- **Exercise prompt**:
All of the data should be repeated exactly; pictures are not part of the copy.

------------------------------------------------------------

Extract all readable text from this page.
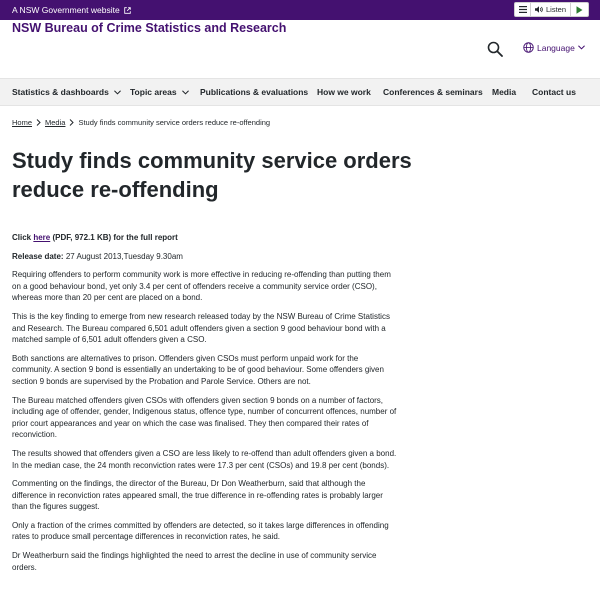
A NSW Government website	Listen
NSW Bureau of Crime Statistics and Research
Language
Statistics & dashboards Topic areas	Publications & evaluations How we work Conferences & seminars Media Contact us
Home Media Study finds community service orders reduce re-offending
Study finds community service orders reduce re-offending

Click here (PDF, 972.1 KB) for the full report

Release date: 27 August 2013,Tuesday 9.30am

Requiring offenders to perform community work is more effective in reducing re-offending than putting them on a good behaviour bond, yet only 3.4 per cent of offenders receive a community service order (CSO), whereas more than 20 per cent are placed on a bond.

This is the key finding to emerge from new research released today by the NSW Bureau of Crime Statistics and Research. The Bureau compared 6,501 adult offenders given a section 9 good behaviour bond with a matched sample of 6,501 adult offenders given a CSO.

Both sanctions are alternatives to prison. Offenders given CSOs must perform unpaid work for the community. A section 9 bond is essentially an undertaking to be of good behaviour. Some offenders given section 9 bonds are supervised by the Probation and Parole Service. Others are not.

The Bureau matched offenders given CSOs with offenders given section 9 bonds on a number of factors, including age of offender, gender, Indigenous status, offence type, number of concurrent offences, number of prior court appearances and year on which the case was finalised. They then compared their rates of reconviction.

The results showed that offenders given a CSO are less likely to re-offend than adult offenders given a bond. In the median case, the 24 month reconviction rates were 17.3 per cent (CSOs) and 19.8 per cent (bonds).

Commenting on the findings, the director of the Bureau, Dr Don Weatherburn, said that although the difference in reconviction rates appeared small, the true difference in re-offending rates is probably larger than the figures suggest.

Only a fraction of the crimes committed by offenders are detected, so it takes large differences in offending rates to produce small percentage differences in reconviction rates, he said.

Dr Weatherburn said the findings highlighted the need to arrest the decline in use of community service orders.
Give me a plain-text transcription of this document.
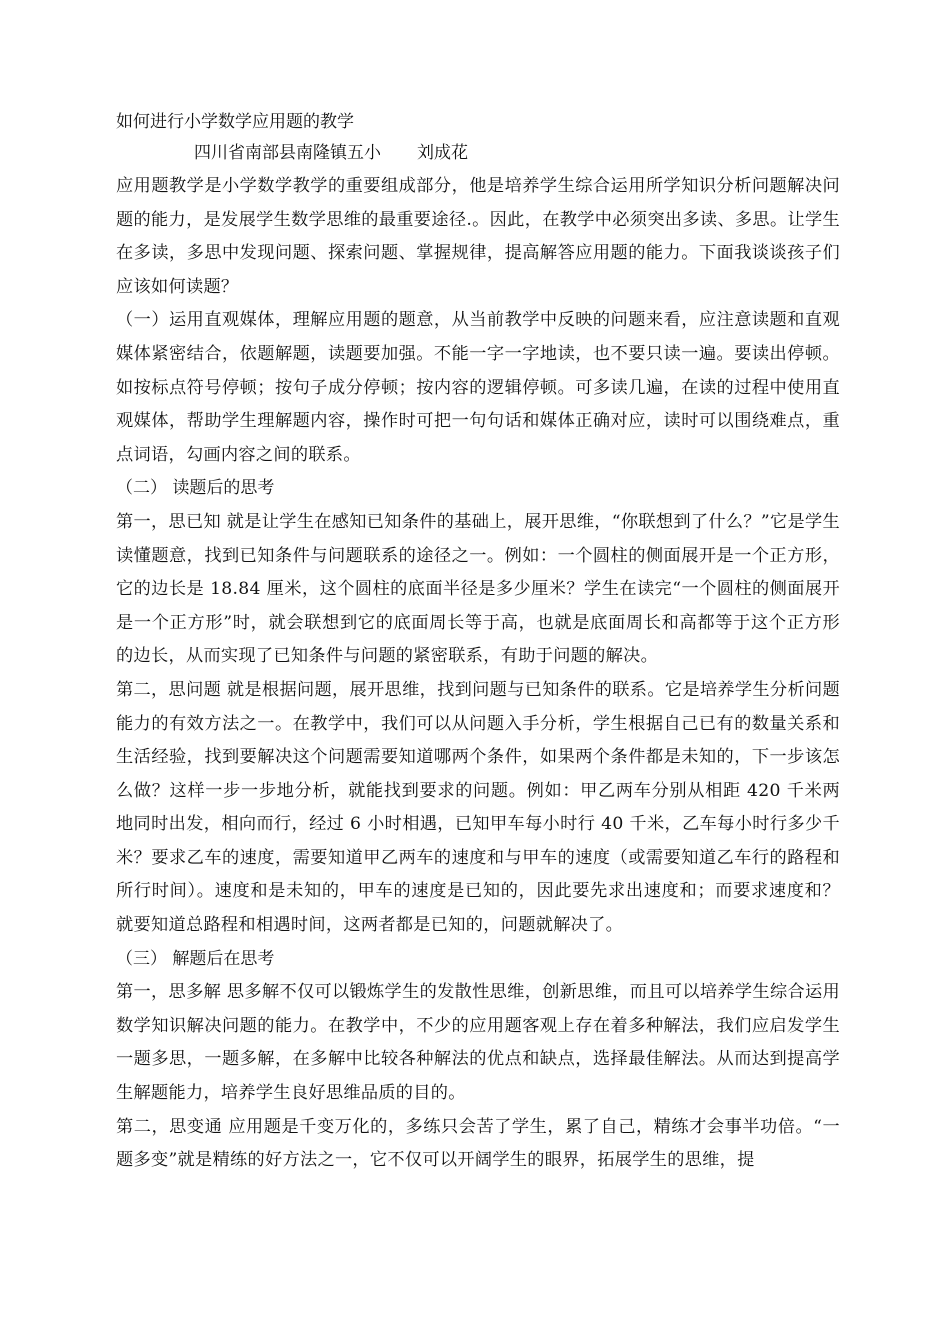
如何进行小学数学应用题的教学
四川省南部县南隆镇五小 刘成花

应用题教学是小学数学教学的重要组成部分，他是培养学生综合运用所学知识分析问题解决问题的能力，是发展学生数学思维的最重要途径.。因此，在教学中必须突出多读、多思。让学生在多读，多思中发现问题、探索问题、掌握规律，提高解答应用题的能力。下面我谈谈孩子们应该如何读题？

（一）运用直观媒体，理解应用题的题意，从当前教学中反映的问题来看，应注意读题和直观媒体紧密结合，依题解题，读题要加强。不能一字一字地读，也不要只读一遍。要读出停顿。如按标点符号停顿；按句子成分停顿；按内容的逻辑停顿。可多读几遍，在读的过程中使用直观媒体，帮助学生理解题内容，操作时可把一句句话和媒体正确对应，读时可以围绕难点，重点词语，勾画内容之间的联系。

（二） 读题后的思考

第一，思已知 就是让学生在感知已知条件的基础上，展开思维，“你联想到了什么？”它是学生读懂题意，找到已知条件与问题联系的途径之一。例如：一个圆柱的侧面展开是一个正方形，它的边长是 18.84 厘米，这个圆柱的底面半径是多少厘米？学生在读完“一个圆柱的侧面展开是一个正方形”时，就会联想到它的底面周长等于高，也就是底面周长和高都等于这个正方形的边长，从而实现了已知条件与问题的紧密联系，有助于问题的解决。

第二，思问题 就是根据问题，展开思维，找到问题与已知条件的联系。它是培养学生分析问题能力的有效方法之一。在教学中，我们可以从问题入手分析，学生根据自己已有的数量关系和生活经验，找到要解决这个问题需要知道哪两个条件，如果两个条件都是未知的，下一步该怎么做？这样一步一步地分析，就能找到要求的问题。例如：甲乙两车分别从相距 420 千米两地同时出发，相向而行，经过 6 小时相遇，已知甲车每小时行 40 千米，乙车每小时行多少千米？要求乙车的速度，需要知道甲乙两车的速度和与甲车的速度（或需要知道乙车行的路程和所行时间）。速度和是未知的，甲车的速度是已知的，因此要先求出速度和；而要求速度和？就要知道总路程和相遇时间，这两者都是已知的，问题就解决了。

（三） 解题后在思考

第一，思多解 思多解不仅可以锻炼学生的发散性思维，创新思维，而且可以培养学生综合运用数学知识解决问题的能力。在教学中，不少的应用题客观上存在着多种解法，我们应启发学生一题多思，一题多解，在多解中比较各种解法的优点和缺点，选择最佳解法。从而达到提高学生解题能力，培养学生良好思维品质的目的。

第二，思变通 应用题是千变万化的，多练只会苦了学生，累了自己，精练才会事半功倍。“一题多变”就是精练的好方法之一，它不仅可以开阔学生的眼界，拓展学生的思维，提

------------------------------------------------------------

- **Exercise output**:
Extract all readable text from this page.
A NSW Government website	Listen
NSW Bureau of Crime Statistics and Research
Language
Statistics & dashboards Topic areas	Publications & evaluations How we work Conferences & seminars Media Contact us
Home Media Study finds community service orders reduce re-offending
Study finds community service orders reduce re-offending

Click here (PDF, 972.1 KB) for the full report

Release date: 27 August 2013,Tuesday 9.30am

Requiring offenders to perform community work is more effective in reducing re-offending than putting them on a good behaviour bond, yet only 3.4 per cent of offenders receive a community service order (CSO), whereas more than 20 per cent are placed on a bond.

This is the key finding to emerge from new research released today by the NSW Bureau of Crime Statistics and Research. The Bureau compared 6,501 adult offenders given a section 9 good behaviour bond with a matched sample of 6,501 adult offenders given a CSO.

Both sanctions are alternatives to prison. Offenders given CSOs must perform unpaid work for the community. A section 9 bond is essentially an undertaking to be of good behaviour. Some offenders given section 9 bonds are supervised by the Probation and Parole Service. Others are not.

The Bureau matched offenders given CSOs with offenders given section 9 bonds on a number of factors, including age of offender, gender, Indigenous status, offence type, number of concurrent offences, number of prior court appearances and year on which the case was finalised. They then compared their rates of reconviction.

The results showed that offenders given a CSO are less likely to re-offend than adult offenders given a bond. In the median case, the 24 month reconviction rates were 17.3 per cent (CSOs) and 19.8 per cent (bonds).

Commenting on the findings, the director of the Bureau, Dr Don Weatherburn, said that although the difference in reconviction rates appeared small, the true difference in re-offending rates is probably larger than the figures suggest.

Only a fraction of the crimes committed by offenders are detected, so it takes large differences in offending rates to produce small percentage differences in reconviction rates, he said.

Dr Weatherburn said the findings highlighted the need to arrest the decline in use of community service orders.
Give me a plain-text transcription of this document.
如何进行小学数学应用题的教学
四川省南部县南隆镇五小 刘成花

应用题教学是小学数学教学的重要组成部分，他是培养学生综合运用所学知识分析问题解决问题的能力，是发展学生数学思维的最重要途径.。因此，在教学中必须突出多读、多思。让学生在多读，多思中发现问题、探索问题、掌握规律，提高解答应用题的能力。下面我谈谈孩子们应该如何读题？

（一）运用直观媒体，理解应用题的题意，从当前教学中反映的问题来看，应注意读题和直观媒体紧密结合，依题解题，读题要加强。不能一字一字地读，也不要只读一遍。要读出停顿。如按标点符号停顿；按句子成分停顿；按内容的逻辑停顿。可多读几遍，在读的过程中使用直观媒体，帮助学生理解题内容，操作时可把一句句话和媒体正确对应，读时可以围绕难点，重点词语，勾画内容之间的联系。

（二） 读题后的思考

第一，思已知 就是让学生在感知已知条件的基础上，展开思维，“你联想到了什么？”它是学生读懂题意，找到已知条件与问题联系的途径之一。例如：一个圆柱的侧面展开是一个正方形，它的边长是 18.84 厘米，这个圆柱的底面半径是多少厘米？学生在读完“一个圆柱的侧面展开是一个正方形”时，就会联想到它的底面周长等于高，也就是底面周长和高都等于这个正方形的边长，从而实现了已知条件与问题的紧密联系，有助于问题的解决。

第二，思问题 就是根据问题，展开思维，找到问题与已知条件的联系。它是培养学生分析问题能力的有效方法之一。在教学中，我们可以从问题入手分析，学生根据自己已有的数量关系和生活经验，找到要解决这个问题需要知道哪两个条件，如果两个条件都是未知的，下一步该怎么做？这样一步一步地分析，就能找到要求的问题。例如：甲乙两车分别从相距 420 千米两地同时出发，相向而行，经过 6 小时相遇，已知甲车每小时行 40 千米，乙车每小时行多少千米？要求乙车的速度，需要知道甲乙两车的速度和与甲车的速度（或需要知道乙车行的路程和所行时间）。速度和是未知的，甲车的速度是已知的，因此要先求出速度和；而要求速度和？就要知道总路程和相遇时间，这两者都是已知的，问题就解决了。

（三） 解题后在思考

第一，思多解 思多解不仅可以锻炼学生的发散性思维，创新思维，而且可以培养学生综合运用数学知识解决问题的能力。在教学中，不少的应用题客观上存在着多种解法，我们应启发学生一题多思，一题多解，在多解中比较各种解法的优点和缺点，选择最佳解法。从而达到提高学生解题能力，培养学生良好思维品质的目的。

第二，思变通 应用题是千变万化的，多练只会苦了学生，累了自己，精练才会事半功倍。“一题多变”就是精练的好方法之一，它不仅可以开阔学生的眼界，拓展学生的思维，提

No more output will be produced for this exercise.